── Dataset rows ──

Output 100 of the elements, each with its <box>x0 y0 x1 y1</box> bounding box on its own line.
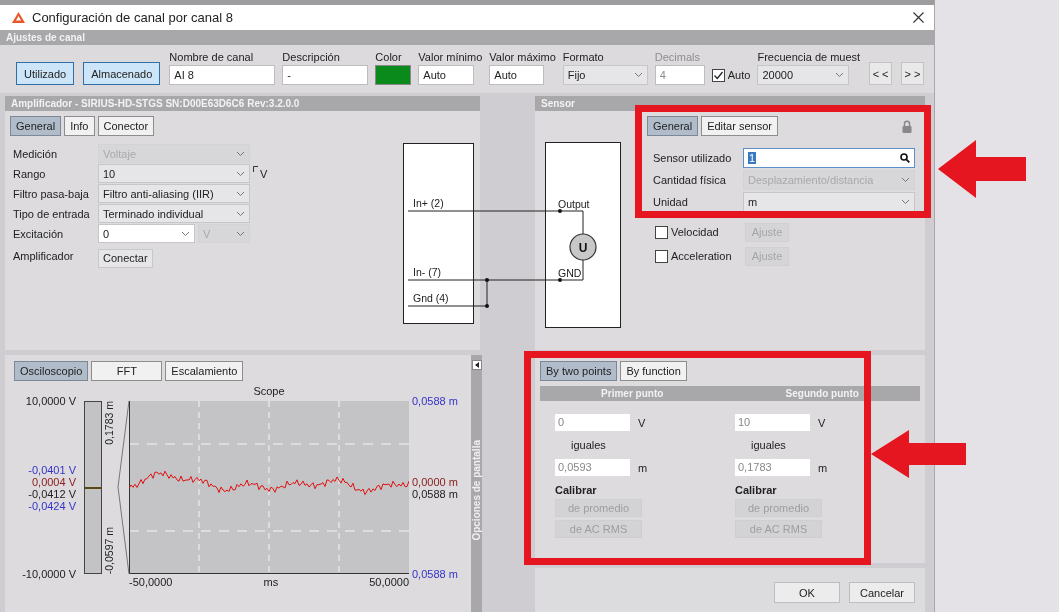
chevron-icon <box>236 230 245 237</box>
lock-icon <box>902 119 912 133</box>
input-field[interactable]: 10 <box>735 414 810 431</box>
text-field[interactable]: - <box>282 65 369 85</box>
nav-button[interactable]: < < <box>869 62 893 85</box>
dropdown[interactable]: Filtro anti-aliasing (IIR) <box>98 184 250 203</box>
field-label: Nombre de canal <box>169 51 255 63</box>
chevron-icon <box>236 210 245 217</box>
range-label: 0,1783 m <box>102 401 115 445</box>
chart-title: Scope <box>252 385 286 399</box>
row-label: Tipo de entrada <box>13 207 91 220</box>
column-heading: Primer punto <box>601 387 664 401</box>
tab[interactable]: Info <box>64 116 95 136</box>
arrow-icon <box>871 430 966 478</box>
cursor-value: -0,0412 V <box>28 487 76 500</box>
equals-label: iguales <box>750 438 787 453</box>
text-field[interactable]: Auto <box>489 65 545 85</box>
chevron-icon <box>181 230 190 237</box>
range-bar[interactable] <box>84 401 102 574</box>
toggle-button[interactable]: Utilizado <box>16 62 75 85</box>
axis-label: 50,0000 <box>369 576 409 590</box>
cursor-value: 0,0004 V <box>31 475 76 488</box>
dialog-button[interactable]: Cancelar <box>849 582 915 603</box>
axis-label: 10,0000 V <box>25 395 76 407</box>
row-label: Amplificador <box>13 250 75 262</box>
unit-label: m <box>818 461 828 474</box>
tab[interactable]: By function <box>620 361 687 381</box>
corner-icon <box>253 166 258 172</box>
dropdown[interactable]: Fijo <box>562 65 648 85</box>
nav-button[interactable]: > > <box>901 62 924 85</box>
field-label: Color <box>375 51 403 63</box>
tab[interactable]: General <box>647 116 699 136</box>
tab[interactable]: Escalamiento <box>165 361 244 381</box>
toggle-button[interactable]: Almacenado <box>83 62 161 85</box>
axis-label: -10,0000 V <box>22 568 76 580</box>
calibrate-label: Calibrar <box>555 484 598 496</box>
section-header: Ajustes de canal <box>0 30 934 45</box>
axis-value: 0,0588 m <box>412 487 458 500</box>
tab[interactable]: General <box>10 116 62 136</box>
row-label: Filtro pasa-baja <box>13 187 90 200</box>
equals-label: iguales <box>570 438 607 453</box>
tab[interactable]: Conector <box>97 116 155 136</box>
chevron-icon <box>901 199 910 205</box>
input-field[interactable]: 0,0593 <box>555 459 630 476</box>
row-label: Excitación <box>13 227 65 240</box>
cursor-value: -0,0401 V <box>28 463 76 476</box>
axis-value: 0,0588 m <box>412 568 458 580</box>
window-title: Configuración de canal por canal 8 <box>32 10 234 25</box>
color-swatch[interactable] <box>375 65 412 85</box>
axis-value: 0,0588 m <box>412 395 458 407</box>
dropdown[interactable]: 0 <box>98 224 195 243</box>
tab[interactable]: FFT <box>91 361 163 381</box>
checkbox[interactable]: Auto <box>711 65 751 85</box>
panel-header: Amplificador - SIRIUS-HD-STGS SN:D00E63D6C6 Rev:3.2.0.0 <box>5 96 480 111</box>
dropdown[interactable]: Terminado individual <box>98 204 250 223</box>
dropdown[interactable]: m <box>743 192 915 212</box>
tab[interactable]: Osciloscopio <box>14 361 89 381</box>
chevron-icon <box>835 72 845 78</box>
calibrate-label: Calibrar <box>735 484 778 496</box>
dialog-button[interactable]: OK <box>774 582 840 603</box>
axis-unit: ms <box>263 576 279 590</box>
input-field[interactable]: 0 <box>555 414 630 431</box>
unit-label: V <box>260 167 268 180</box>
field-label: Descripción <box>282 51 341 63</box>
dropdown[interactable]: 20000 <box>757 65 850 85</box>
tab[interactable]: By two points <box>540 361 618 381</box>
checkmark-icon <box>712 69 724 81</box>
unit-label: V <box>818 416 826 429</box>
field-label: Decimals <box>654 51 701 63</box>
search-field[interactable]: 1 <box>743 148 915 168</box>
search-icon <box>900 153 910 163</box>
connect-button[interactable]: Conectar <box>98 248 153 268</box>
chevron-icon <box>633 72 643 78</box>
arrow-icon <box>938 140 1026 198</box>
chevron-icon <box>236 150 245 157</box>
dropdown[interactable]: 10 <box>98 164 250 183</box>
logo-icon <box>12 12 25 23</box>
row-label: Cantidad física <box>652 174 727 186</box>
close-icon[interactable] <box>913 12 924 23</box>
chevron-icon <box>236 170 245 177</box>
field-label: Valor mínimo <box>418 51 483 63</box>
circuit-drawing: U In+ (2) In- (7) Gnd (4) Output GND <box>400 139 625 331</box>
cursor-value: -0,0424 V <box>28 499 76 512</box>
checkbox[interactable]: Velocidad <box>655 222 745 242</box>
row-label: Medición <box>13 147 59 160</box>
checkbox[interactable]: Acceleration <box>655 246 745 266</box>
column-heading: Segundo punto <box>785 387 859 401</box>
unit-label: V <box>638 416 646 429</box>
axis-value: 0,0000 m <box>412 475 458 488</box>
text-field[interactable]: Auto <box>418 65 475 85</box>
field-label: Formato <box>562 51 605 63</box>
row-label: Sensor utilizado <box>652 152 733 164</box>
tab[interactable]: Editar sensor <box>701 116 778 136</box>
row-label: Rango <box>13 167 47 180</box>
input-field[interactable]: 0,1783 <box>735 459 810 476</box>
row-label: Unidad <box>652 196 689 208</box>
text-field[interactable]: AI 8 <box>169 65 276 85</box>
chevron-icon <box>236 190 245 197</box>
collapse-button[interactable] <box>471 360 482 370</box>
side-label: Opciones de pantalla <box>471 440 482 541</box>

───

Description of the task:
Put everything in the records from the line containing "chevron-icon <box>236 230 245 237</box>" down to the line containing "equals-label: iguales <box>750", both included, into a numbered list with blank lines omitted.

Result:
1. chevron-icon <box>236 230 245 237</box>
2. lock-icon <box>902 119 912 133</box>
3. input-field[interactable]: 10 <box>735 414 810 431</box>
4. text-field[interactable]: - <box>282 65 369 85</box>
5. nav-button[interactable]: < < <box>869 62 893 85</box>
6. dropdown[interactable]: Filtro anti-aliasing (IIR) <box>98 184 250 203</box>
7. field-label: Nombre de canal <box>169 51 255 63</box>
8. chevron-icon <box>236 210 245 217</box>
9. range-label: 0,1783 m <box>102 401 115 445</box>
10. chart-title: Scope <box>252 385 286 399</box>
11. row-label: Tipo de entrada <box>13 207 91 220</box>
12. column-heading: Primer punto <box>601 387 664 401</box>
13. tab[interactable]: Info <box>64 116 95 136</box>
14. arrow-icon <box>871 430 966 478</box>
15. cursor-value: -0,0412 V <box>28 487 76 500</box>
16. equals-label: iguales <box>750 438 787 453</box>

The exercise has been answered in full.